## Problem
Reproduce the full listing that appears beneath this instruction exactly.

Dataset excerpts

════════════════════

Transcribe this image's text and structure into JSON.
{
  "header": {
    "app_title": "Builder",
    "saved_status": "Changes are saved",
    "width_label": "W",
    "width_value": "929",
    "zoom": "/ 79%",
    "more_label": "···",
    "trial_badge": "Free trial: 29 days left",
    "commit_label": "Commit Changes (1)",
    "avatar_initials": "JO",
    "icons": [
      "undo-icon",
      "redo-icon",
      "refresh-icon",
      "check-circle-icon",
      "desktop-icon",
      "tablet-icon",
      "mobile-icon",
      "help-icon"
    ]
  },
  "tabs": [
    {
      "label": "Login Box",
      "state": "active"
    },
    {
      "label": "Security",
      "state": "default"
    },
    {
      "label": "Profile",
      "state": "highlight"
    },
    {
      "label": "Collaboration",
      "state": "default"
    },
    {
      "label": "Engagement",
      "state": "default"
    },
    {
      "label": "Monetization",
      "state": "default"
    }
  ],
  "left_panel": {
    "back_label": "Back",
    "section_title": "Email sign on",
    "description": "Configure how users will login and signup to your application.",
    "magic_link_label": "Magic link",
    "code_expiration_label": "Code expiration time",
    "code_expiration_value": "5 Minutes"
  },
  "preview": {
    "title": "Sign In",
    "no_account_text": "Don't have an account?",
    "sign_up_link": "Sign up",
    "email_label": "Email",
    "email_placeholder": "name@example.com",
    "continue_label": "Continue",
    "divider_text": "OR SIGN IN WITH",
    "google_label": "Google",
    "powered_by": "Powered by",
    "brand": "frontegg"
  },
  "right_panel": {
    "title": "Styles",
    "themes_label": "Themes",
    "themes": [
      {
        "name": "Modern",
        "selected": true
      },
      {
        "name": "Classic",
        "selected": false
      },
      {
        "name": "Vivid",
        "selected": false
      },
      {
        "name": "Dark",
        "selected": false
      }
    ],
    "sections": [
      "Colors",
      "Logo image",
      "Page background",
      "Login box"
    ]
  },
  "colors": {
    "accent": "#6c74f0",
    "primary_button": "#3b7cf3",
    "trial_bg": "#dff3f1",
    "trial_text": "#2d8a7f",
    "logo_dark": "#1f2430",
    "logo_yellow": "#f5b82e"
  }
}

════════════════════

## Task solution
Transcribe this image's text and structure into JSON.
{
  "header": {
    "app_title": "Builder",
    "saved_status": "Changes are saved",
    "width_label": "W",
    "width_value": "929",
    "zoom": "/ 79%",
    "more_label": "···",
    "trial_badge": "Free trial: 29 days left",
    "commit_label": "Commit Changes (1)",
    "avatar_initials": "JO",
    "icons": [
      "undo-icon",
      "redo-icon",
      "refresh-icon",
      "check-circle-icon",
      "desktop-icon",
      "tablet-icon",
      "mobile-icon",
      "help-icon"
    ]
  },
  "tabs": [
    {
      "label": "Login Box",
      "state": "active"
    },
    {
      "label": "Security",
      "state": "default"
    },
    {
      "label": "Profile",
      "state": "highlight"
    },
    {
      "label": "Collaboration",
      "state": "default"
    },
    {
      "label": "Engagement",
      "state": "default"
    },
    {
      "label": "Monetization",
      "state": "default"
    }
  ],
  "left_panel": {
    "back_label": "Back",
    "section_title": "Email sign on",
    "description": "Configure how users will login and signup to your application.",
    "magic_link_label": "Magic link",
    "code_expiration_label": "Code expiration time",
    "code_expiration_value": "5 Minutes"
  },
  "preview": {
    "title": "Sign In",
    "no_account_text": "Don't have an account?",
    "sign_up_link": "Sign up",
    "email_label": "Email",
    "email_placeholder": "name@example.com",
    "continue_label": "Continue",
    "divider_text": "OR SIGN IN WITH",
    "google_label": "Google",
    "powered_by": "Powered by",
    "brand": "frontegg"
  },
  "right_panel": {
    "title": "Styles",
    "themes_label": "Themes",
    "themes": [
      {
        "name": "Modern",
        "selected": true
      },
      {
        "name": "Classic",
        "selected": false
      },
      {
        "name": "Vivid",
        "selected": false
      },
      {
        "name": "Dark",
        "selected": false
      }
    ],
    "sections": [
      "Colors",
      "Logo image",
      "Page background",
      "Login box"
    ]
  },
  "colors": {
    "accent": "#6c74f0",
    "primary_button": "#3b7cf3",
    "trial_bg": "#dff3f1",
    "trial_text": "#2d8a7f",
    "logo_dark": "#1f2430",
    "logo_yellow": "#f5b82e"
  }
}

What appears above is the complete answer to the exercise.